==== TASK INPUTS ====

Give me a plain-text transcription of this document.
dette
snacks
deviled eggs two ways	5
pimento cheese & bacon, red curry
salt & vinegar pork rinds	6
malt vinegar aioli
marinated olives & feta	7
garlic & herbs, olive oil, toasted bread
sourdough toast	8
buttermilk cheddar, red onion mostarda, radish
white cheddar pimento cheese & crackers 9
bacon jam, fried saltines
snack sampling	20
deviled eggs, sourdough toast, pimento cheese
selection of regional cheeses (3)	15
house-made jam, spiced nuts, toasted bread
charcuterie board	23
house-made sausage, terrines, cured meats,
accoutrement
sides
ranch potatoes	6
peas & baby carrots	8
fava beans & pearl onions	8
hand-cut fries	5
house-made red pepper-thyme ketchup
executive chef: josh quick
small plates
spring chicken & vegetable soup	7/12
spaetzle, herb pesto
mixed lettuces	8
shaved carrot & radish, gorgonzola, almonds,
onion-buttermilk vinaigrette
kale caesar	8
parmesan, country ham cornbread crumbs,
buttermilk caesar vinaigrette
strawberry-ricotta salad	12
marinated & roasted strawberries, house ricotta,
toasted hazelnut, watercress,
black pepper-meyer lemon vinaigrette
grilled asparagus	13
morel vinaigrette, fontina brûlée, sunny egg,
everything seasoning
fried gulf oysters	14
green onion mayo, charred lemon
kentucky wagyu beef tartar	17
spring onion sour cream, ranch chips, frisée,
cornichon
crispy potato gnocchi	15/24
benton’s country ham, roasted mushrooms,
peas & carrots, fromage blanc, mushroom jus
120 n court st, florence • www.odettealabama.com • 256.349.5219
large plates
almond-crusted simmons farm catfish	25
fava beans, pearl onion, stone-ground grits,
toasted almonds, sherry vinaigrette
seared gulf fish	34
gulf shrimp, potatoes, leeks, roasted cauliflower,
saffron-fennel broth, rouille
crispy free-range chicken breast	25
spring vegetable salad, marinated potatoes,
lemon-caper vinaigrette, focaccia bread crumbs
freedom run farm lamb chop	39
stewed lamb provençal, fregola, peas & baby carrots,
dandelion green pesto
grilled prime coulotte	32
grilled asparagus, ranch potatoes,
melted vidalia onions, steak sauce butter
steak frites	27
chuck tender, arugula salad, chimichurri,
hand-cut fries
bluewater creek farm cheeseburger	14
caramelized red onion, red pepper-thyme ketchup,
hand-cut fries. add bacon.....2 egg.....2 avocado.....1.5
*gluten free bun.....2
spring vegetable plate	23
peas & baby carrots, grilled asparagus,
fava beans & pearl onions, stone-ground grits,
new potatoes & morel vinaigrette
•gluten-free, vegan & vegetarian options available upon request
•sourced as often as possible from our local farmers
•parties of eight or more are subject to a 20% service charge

====

GOAL – Which lines contain the word "lamb"? Copy each of them.

TASK OUTPUT –
freedom run farm lamb chop	39
stewed lamb provençal, fregola, peas & baby carrots,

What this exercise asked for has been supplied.